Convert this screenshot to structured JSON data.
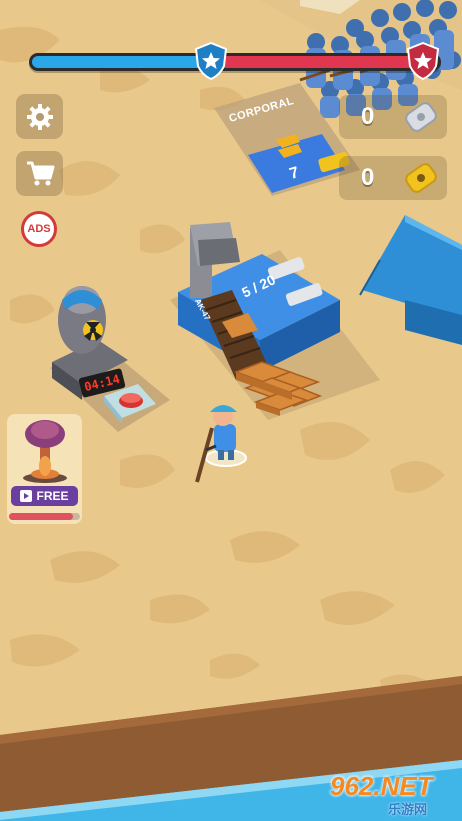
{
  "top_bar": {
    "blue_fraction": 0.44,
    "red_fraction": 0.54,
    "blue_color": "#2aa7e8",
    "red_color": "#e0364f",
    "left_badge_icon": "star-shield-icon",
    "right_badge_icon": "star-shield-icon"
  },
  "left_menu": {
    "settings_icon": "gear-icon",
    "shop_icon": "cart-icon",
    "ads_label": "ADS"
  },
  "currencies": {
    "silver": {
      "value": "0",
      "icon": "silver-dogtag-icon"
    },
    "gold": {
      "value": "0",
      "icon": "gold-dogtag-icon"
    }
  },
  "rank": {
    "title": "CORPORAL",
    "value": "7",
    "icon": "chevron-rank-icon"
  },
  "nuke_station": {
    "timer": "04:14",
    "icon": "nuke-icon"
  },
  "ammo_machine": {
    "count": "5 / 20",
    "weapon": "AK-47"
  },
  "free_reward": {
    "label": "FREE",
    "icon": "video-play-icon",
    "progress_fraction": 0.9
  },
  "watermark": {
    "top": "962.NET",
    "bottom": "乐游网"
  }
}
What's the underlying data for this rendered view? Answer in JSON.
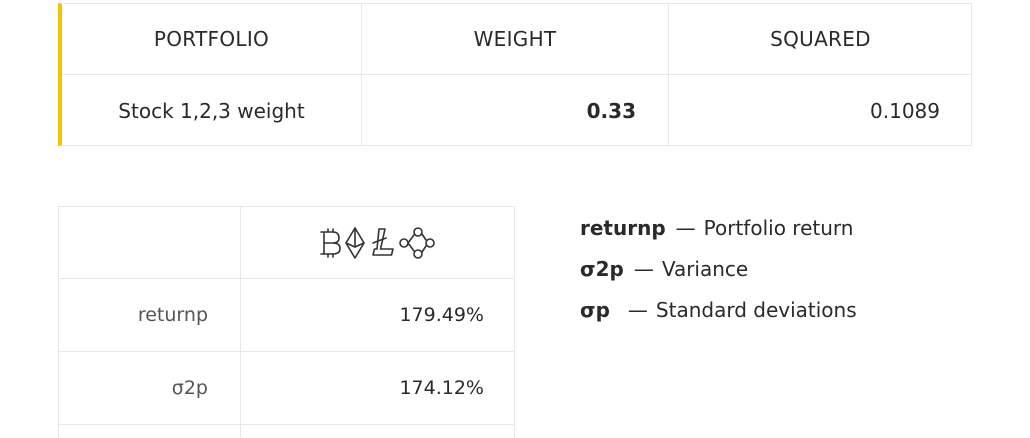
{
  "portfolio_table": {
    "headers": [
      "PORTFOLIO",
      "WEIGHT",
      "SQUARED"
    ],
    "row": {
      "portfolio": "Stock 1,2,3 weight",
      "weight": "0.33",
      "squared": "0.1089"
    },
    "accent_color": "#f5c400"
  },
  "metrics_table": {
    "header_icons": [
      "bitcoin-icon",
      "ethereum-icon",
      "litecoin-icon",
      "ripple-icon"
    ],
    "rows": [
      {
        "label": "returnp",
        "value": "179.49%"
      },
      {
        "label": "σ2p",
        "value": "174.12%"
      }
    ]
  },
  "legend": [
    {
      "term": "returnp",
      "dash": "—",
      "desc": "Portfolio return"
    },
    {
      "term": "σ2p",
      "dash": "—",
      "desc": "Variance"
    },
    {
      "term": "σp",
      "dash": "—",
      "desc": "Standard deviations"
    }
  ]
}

▶ What you are asked to do: Restate the listing above word for word, and skip the pictures.

▶ Solution:
Convert this screenshot to structured JSON data.
{
  "top_bar": {
    "blue_fraction": 0.44,
    "red_fraction": 0.54,
    "blue_color": "#2aa7e8",
    "red_color": "#e0364f",
    "left_badge_icon": "star-shield-icon",
    "right_badge_icon": "star-shield-icon"
  },
  "left_menu": {
    "settings_icon": "gear-icon",
    "shop_icon": "cart-icon",
    "ads_label": "ADS"
  },
  "currencies": {
    "silver": {
      "value": "0",
      "icon": "silver-dogtag-icon"
    },
    "gold": {
      "value": "0",
      "icon": "gold-dogtag-icon"
    }
  },
  "rank": {
    "title": "CORPORAL",
    "value": "7",
    "icon": "chevron-rank-icon"
  },
  "nuke_station": {
    "timer": "04:14",
    "icon": "nuke-icon"
  },
  "ammo_machine": {
    "count": "5 / 20",
    "weapon": "AK-47"
  },
  "free_reward": {
    "label": "FREE",
    "icon": "video-play-icon",
    "progress_fraction": 0.9
  },
  "watermark": {
    "top": "962.NET",
    "bottom": "乐游网"
  }
}
What's the underlying data for this rendered view? Answer in JSON.
{
  "portfolio_table": {
    "headers": [
      "PORTFOLIO",
      "WEIGHT",
      "SQUARED"
    ],
    "row": {
      "portfolio": "Stock 1,2,3 weight",
      "weight": "0.33",
      "squared": "0.1089"
    },
    "accent_color": "#f5c400"
  },
  "metrics_table": {
    "header_icons": [
      "bitcoin-icon",
      "ethereum-icon",
      "litecoin-icon",
      "ripple-icon"
    ],
    "rows": [
      {
        "label": "returnp",
        "value": "179.49%"
      },
      {
        "label": "σ2p",
        "value": "174.12%"
      }
    ]
  },
  "legend": [
    {
      "term": "returnp",
      "dash": "—",
      "desc": "Portfolio return"
    },
    {
      "term": "σ2p",
      "dash": "—",
      "desc": "Variance"
    },
    {
      "term": "σp",
      "dash": "—",
      "desc": "Standard deviations"
    }
  ]
}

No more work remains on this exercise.